Your task is to give the data again, exactly, with every line intact.

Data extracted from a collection
>>>>>
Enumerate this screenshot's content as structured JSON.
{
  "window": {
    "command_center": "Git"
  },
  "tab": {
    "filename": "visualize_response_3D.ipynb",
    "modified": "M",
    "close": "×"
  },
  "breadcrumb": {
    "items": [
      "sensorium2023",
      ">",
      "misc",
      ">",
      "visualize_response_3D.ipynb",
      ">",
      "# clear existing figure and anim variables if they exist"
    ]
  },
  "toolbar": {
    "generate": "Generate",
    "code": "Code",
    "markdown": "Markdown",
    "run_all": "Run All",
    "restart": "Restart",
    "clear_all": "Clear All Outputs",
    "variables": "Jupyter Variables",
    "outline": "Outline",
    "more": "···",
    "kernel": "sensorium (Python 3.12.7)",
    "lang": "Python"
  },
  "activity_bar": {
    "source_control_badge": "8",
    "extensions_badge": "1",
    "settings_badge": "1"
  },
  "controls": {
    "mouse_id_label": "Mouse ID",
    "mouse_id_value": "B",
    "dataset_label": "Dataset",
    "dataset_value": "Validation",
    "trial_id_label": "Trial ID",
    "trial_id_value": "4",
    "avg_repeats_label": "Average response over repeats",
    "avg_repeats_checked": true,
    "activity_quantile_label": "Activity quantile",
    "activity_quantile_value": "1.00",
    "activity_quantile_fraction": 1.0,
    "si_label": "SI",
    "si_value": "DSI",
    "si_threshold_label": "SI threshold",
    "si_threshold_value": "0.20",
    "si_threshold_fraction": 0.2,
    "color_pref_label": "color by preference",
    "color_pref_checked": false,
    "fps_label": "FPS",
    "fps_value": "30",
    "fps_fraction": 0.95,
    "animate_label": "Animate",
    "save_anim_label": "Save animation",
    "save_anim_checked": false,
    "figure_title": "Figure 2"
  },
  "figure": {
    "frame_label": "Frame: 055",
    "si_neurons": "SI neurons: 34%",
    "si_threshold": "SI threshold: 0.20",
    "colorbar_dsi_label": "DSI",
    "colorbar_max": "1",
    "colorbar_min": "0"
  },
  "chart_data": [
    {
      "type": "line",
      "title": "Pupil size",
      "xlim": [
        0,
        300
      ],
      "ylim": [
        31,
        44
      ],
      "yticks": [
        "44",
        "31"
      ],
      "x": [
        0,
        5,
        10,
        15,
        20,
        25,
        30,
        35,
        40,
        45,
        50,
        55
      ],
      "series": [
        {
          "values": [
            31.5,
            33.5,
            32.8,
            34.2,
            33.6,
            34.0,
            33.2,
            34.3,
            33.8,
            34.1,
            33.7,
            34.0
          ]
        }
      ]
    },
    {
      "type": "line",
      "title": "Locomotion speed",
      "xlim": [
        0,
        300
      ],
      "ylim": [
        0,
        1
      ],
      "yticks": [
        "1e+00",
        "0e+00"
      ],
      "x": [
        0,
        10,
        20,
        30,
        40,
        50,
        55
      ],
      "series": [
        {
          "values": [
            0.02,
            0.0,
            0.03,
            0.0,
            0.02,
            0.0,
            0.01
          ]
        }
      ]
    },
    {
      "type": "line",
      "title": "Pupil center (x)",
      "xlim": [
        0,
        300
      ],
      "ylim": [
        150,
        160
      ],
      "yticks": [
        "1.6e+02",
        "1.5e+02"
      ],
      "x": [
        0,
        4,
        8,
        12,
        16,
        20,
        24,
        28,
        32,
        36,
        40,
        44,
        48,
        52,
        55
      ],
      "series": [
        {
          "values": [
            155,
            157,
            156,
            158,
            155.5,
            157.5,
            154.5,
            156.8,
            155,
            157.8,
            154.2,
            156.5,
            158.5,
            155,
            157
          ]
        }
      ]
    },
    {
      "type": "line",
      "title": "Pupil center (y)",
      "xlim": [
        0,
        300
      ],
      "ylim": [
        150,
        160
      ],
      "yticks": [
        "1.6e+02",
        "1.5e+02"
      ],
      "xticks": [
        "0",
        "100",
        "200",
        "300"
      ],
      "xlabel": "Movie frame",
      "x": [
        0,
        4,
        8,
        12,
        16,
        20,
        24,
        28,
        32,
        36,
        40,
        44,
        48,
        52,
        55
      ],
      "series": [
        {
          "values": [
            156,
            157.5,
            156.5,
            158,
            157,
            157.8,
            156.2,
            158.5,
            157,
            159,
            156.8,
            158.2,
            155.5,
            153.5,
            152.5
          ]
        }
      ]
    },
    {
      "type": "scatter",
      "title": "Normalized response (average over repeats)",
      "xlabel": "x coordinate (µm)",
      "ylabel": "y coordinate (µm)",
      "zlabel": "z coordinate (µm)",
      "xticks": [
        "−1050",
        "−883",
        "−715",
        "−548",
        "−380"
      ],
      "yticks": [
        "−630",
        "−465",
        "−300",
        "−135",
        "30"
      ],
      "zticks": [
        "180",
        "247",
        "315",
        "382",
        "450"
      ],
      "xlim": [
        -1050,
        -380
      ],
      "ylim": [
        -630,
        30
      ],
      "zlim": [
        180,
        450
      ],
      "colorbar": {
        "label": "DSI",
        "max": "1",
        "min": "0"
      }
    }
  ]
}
<<<<<
▸ **TASK ANSWER**:
Enumerate this screenshot's content as structured JSON.
{
  "window": {
    "command_center": "Git"
  },
  "tab": {
    "filename": "visualize_response_3D.ipynb",
    "modified": "M",
    "close": "×"
  },
  "breadcrumb": {
    "items": [
      "sensorium2023",
      ">",
      "misc",
      ">",
      "visualize_response_3D.ipynb",
      ">",
      "# clear existing figure and anim variables if they exist"
    ]
  },
  "toolbar": {
    "generate": "Generate",
    "code": "Code",
    "markdown": "Markdown",
    "run_all": "Run All",
    "restart": "Restart",
    "clear_all": "Clear All Outputs",
    "variables": "Jupyter Variables",
    "outline": "Outline",
    "more": "···",
    "kernel": "sensorium (Python 3.12.7)",
    "lang": "Python"
  },
  "activity_bar": {
    "source_control_badge": "8",
    "extensions_badge": "1",
    "settings_badge": "1"
  },
  "controls": {
    "mouse_id_label": "Mouse ID",
    "mouse_id_value": "B",
    "dataset_label": "Dataset",
    "dataset_value": "Validation",
    "trial_id_label": "Trial ID",
    "trial_id_value": "4",
    "avg_repeats_label": "Average response over repeats",
    "avg_repeats_checked": true,
    "activity_quantile_label": "Activity quantile",
    "activity_quantile_value": "1.00",
    "activity_quantile_fraction": 1.0,
    "si_label": "SI",
    "si_value": "DSI",
    "si_threshold_label": "SI threshold",
    "si_threshold_value": "0.20",
    "si_threshold_fraction": 0.2,
    "color_pref_label": "color by preference",
    "color_pref_checked": false,
    "fps_label": "FPS",
    "fps_value": "30",
    "fps_fraction": 0.95,
    "animate_label": "Animate",
    "save_anim_label": "Save animation",
    "save_anim_checked": false,
    "figure_title": "Figure 2"
  },
  "figure": {
    "frame_label": "Frame: 055",
    "si_neurons": "SI neurons: 34%",
    "si_threshold": "SI threshold: 0.20",
    "colorbar_dsi_label": "DSI",
    "colorbar_max": "1",
    "colorbar_min": "0"
  },
  "chart_data": [
    {
      "type": "line",
      "title": "Pupil size",
      "xlim": [
        0,
        300
      ],
      "ylim": [
        31,
        44
      ],
      "yticks": [
        "44",
        "31"
      ],
      "x": [
        0,
        5,
        10,
        15,
        20,
        25,
        30,
        35,
        40,
        45,
        50,
        55
      ],
      "series": [
        {
          "values": [
            31.5,
            33.5,
            32.8,
            34.2,
            33.6,
            34.0,
            33.2,
            34.3,
            33.8,
            34.1,
            33.7,
            34.0
          ]
        }
      ]
    },
    {
      "type": "line",
      "title": "Locomotion speed",
      "xlim": [
        0,
        300
      ],
      "ylim": [
        0,
        1
      ],
      "yticks": [
        "1e+00",
        "0e+00"
      ],
      "x": [
        0,
        10,
        20,
        30,
        40,
        50,
        55
      ],
      "series": [
        {
          "values": [
            0.02,
            0.0,
            0.03,
            0.0,
            0.02,
            0.0,
            0.01
          ]
        }
      ]
    },
    {
      "type": "line",
      "title": "Pupil center (x)",
      "xlim": [
        0,
        300
      ],
      "ylim": [
        150,
        160
      ],
      "yticks": [
        "1.6e+02",
        "1.5e+02"
      ],
      "x": [
        0,
        4,
        8,
        12,
        16,
        20,
        24,
        28,
        32,
        36,
        40,
        44,
        48,
        52,
        55
      ],
      "series": [
        {
          "values": [
            155,
            157,
            156,
            158,
            155.5,
            157.5,
            154.5,
            156.8,
            155,
            157.8,
            154.2,
            156.5,
            158.5,
            155,
            157
          ]
        }
      ]
    },
    {
      "type": "line",
      "title": "Pupil center (y)",
      "xlim": [
        0,
        300
      ],
      "ylim": [
        150,
        160
      ],
      "yticks": [
        "1.6e+02",
        "1.5e+02"
      ],
      "xticks": [
        "0",
        "100",
        "200",
        "300"
      ],
      "xlabel": "Movie frame",
      "x": [
        0,
        4,
        8,
        12,
        16,
        20,
        24,
        28,
        32,
        36,
        40,
        44,
        48,
        52,
        55
      ],
      "series": [
        {
          "values": [
            156,
            157.5,
            156.5,
            158,
            157,
            157.8,
            156.2,
            158.5,
            157,
            159,
            156.8,
            158.2,
            155.5,
            153.5,
            152.5
          ]
        }
      ]
    },
    {
      "type": "scatter",
      "title": "Normalized response (average over repeats)",
      "xlabel": "x coordinate (µm)",
      "ylabel": "y coordinate (µm)",
      "zlabel": "z coordinate (µm)",
      "xticks": [
        "−1050",
        "−883",
        "−715",
        "−548",
        "−380"
      ],
      "yticks": [
        "−630",
        "−465",
        "−300",
        "−135",
        "30"
      ],
      "zticks": [
        "180",
        "247",
        "315",
        "382",
        "450"
      ],
      "xlim": [
        -1050,
        -380
      ],
      "ylim": [
        -630,
        30
      ],
      "zlim": [
        180,
        450
      ],
      "colorbar": {
        "label": "DSI",
        "max": "1",
        "min": "0"
      }
    }
  ]
}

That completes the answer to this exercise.